# To do
Answer with one number: how many lines hold "difference".

# Entries supplied
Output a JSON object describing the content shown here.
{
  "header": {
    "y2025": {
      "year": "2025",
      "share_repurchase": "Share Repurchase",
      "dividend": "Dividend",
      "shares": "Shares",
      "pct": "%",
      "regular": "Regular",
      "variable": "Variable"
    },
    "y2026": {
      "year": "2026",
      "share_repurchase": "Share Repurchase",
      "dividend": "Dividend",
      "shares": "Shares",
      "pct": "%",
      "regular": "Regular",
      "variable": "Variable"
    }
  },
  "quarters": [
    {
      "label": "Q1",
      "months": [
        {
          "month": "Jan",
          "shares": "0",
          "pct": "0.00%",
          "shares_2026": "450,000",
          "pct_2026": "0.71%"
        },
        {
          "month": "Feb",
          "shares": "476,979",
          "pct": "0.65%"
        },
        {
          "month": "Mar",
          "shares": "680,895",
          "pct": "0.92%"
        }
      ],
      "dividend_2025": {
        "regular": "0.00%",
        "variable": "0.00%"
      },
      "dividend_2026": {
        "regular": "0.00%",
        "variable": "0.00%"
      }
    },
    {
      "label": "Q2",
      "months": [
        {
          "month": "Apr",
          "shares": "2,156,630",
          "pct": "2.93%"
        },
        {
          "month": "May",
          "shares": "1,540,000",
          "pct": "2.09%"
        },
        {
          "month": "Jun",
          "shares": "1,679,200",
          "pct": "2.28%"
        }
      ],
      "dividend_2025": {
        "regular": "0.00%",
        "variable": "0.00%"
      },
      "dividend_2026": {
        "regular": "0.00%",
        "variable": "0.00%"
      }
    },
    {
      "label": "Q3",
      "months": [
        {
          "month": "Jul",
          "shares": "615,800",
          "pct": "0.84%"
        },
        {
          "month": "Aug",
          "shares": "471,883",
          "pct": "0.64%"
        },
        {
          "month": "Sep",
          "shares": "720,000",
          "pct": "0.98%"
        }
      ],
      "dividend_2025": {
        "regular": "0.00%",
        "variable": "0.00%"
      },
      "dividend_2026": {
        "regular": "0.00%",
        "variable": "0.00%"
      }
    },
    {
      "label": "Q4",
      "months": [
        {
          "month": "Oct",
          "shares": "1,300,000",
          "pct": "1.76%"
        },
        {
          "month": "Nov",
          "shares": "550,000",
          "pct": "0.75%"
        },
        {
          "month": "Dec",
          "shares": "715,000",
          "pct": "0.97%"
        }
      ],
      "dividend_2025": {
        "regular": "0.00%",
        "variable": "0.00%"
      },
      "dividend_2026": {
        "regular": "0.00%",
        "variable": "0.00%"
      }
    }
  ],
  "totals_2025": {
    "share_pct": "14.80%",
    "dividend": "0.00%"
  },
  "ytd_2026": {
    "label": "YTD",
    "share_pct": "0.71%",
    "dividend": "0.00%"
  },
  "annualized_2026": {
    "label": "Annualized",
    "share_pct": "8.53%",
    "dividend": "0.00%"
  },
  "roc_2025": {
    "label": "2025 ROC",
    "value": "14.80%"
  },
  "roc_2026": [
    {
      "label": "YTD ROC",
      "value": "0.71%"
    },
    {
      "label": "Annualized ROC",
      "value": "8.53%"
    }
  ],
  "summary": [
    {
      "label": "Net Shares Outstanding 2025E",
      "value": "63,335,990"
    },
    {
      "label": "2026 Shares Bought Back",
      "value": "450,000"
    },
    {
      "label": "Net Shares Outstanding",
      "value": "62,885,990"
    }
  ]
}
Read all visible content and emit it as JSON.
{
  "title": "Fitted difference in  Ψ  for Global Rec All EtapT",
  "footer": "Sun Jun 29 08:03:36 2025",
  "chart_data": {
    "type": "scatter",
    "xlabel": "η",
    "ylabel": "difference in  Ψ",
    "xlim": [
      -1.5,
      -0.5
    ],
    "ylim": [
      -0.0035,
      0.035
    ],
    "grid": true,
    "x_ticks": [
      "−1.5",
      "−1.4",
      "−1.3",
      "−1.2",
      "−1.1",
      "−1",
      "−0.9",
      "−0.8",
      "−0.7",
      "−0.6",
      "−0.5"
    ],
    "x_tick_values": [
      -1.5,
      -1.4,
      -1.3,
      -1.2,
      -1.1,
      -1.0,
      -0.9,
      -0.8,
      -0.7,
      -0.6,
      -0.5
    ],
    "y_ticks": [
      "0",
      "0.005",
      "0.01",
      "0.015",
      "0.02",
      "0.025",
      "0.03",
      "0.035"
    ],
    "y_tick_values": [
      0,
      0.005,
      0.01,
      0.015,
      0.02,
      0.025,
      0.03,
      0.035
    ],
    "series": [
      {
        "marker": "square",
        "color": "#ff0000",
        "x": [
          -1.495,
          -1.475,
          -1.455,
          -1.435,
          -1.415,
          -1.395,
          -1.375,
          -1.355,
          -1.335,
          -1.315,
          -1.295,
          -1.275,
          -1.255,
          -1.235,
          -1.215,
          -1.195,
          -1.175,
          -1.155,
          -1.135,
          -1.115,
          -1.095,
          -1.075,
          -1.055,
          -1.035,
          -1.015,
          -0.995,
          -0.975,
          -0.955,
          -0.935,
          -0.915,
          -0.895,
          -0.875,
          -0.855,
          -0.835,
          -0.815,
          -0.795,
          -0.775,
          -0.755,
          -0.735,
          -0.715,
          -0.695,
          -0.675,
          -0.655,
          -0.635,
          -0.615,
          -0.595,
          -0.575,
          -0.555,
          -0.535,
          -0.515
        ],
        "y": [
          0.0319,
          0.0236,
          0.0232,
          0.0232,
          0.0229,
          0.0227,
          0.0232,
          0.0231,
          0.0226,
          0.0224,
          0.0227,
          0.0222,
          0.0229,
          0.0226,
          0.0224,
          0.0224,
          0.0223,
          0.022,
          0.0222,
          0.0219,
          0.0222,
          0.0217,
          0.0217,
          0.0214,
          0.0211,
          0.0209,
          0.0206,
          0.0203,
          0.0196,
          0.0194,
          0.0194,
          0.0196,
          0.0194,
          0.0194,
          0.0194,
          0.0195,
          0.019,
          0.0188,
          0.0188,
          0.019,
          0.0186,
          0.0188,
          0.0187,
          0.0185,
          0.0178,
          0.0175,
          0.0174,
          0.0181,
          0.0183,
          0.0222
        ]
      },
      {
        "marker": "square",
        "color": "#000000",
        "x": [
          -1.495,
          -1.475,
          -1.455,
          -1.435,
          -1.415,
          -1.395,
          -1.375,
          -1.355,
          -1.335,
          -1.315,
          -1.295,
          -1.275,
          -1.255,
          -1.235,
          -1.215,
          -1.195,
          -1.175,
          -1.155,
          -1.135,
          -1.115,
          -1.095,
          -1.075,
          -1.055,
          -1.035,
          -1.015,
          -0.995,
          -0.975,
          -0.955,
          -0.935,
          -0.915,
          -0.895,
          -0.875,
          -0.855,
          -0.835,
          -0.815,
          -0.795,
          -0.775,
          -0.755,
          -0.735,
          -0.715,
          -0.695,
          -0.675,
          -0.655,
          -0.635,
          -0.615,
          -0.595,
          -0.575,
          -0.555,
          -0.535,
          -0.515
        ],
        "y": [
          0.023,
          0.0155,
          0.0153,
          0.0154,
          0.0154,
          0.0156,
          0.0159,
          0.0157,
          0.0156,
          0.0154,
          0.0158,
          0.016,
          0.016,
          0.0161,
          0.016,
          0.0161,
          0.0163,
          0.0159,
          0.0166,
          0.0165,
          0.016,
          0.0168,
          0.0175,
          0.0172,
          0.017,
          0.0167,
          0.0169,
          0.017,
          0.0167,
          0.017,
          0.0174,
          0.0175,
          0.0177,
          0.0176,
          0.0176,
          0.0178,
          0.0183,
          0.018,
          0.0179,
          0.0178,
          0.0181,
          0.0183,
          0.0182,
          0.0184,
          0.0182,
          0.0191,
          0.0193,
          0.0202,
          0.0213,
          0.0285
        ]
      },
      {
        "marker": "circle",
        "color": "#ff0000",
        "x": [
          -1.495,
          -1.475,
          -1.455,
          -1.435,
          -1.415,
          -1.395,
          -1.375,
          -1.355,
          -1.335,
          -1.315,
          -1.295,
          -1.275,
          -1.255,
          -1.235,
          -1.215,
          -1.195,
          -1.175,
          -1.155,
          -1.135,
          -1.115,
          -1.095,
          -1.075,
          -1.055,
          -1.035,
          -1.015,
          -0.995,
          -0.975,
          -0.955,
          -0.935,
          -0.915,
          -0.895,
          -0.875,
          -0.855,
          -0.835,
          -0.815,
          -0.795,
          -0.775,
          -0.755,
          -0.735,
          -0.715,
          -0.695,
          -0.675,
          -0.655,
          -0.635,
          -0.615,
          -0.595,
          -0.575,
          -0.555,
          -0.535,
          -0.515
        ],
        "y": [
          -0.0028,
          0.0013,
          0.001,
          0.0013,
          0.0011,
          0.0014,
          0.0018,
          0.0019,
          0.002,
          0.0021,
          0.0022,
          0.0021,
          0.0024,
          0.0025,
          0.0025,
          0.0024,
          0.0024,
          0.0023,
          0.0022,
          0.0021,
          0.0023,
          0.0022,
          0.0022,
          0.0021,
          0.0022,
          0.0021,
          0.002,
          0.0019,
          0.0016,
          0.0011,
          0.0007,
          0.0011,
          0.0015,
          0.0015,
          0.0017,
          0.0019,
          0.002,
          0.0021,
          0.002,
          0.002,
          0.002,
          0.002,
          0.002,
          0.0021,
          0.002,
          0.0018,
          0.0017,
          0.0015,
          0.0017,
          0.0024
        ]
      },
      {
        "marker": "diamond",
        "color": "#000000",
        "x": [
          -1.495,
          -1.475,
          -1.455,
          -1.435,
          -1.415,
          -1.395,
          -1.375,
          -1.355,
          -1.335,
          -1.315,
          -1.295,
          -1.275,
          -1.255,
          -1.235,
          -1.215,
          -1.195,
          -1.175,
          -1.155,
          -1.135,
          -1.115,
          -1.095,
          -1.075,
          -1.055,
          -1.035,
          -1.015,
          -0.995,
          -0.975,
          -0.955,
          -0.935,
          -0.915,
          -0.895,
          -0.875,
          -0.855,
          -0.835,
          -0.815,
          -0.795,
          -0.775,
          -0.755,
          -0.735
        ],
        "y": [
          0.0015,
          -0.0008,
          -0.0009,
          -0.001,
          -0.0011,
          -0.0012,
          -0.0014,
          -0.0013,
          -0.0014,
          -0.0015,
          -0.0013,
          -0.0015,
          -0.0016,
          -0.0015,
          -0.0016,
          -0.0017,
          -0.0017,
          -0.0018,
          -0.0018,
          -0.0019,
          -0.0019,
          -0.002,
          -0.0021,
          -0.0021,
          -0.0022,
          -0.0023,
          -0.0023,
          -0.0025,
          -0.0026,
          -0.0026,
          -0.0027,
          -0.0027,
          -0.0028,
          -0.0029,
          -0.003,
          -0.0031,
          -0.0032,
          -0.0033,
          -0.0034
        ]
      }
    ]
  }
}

# Finished exercise
2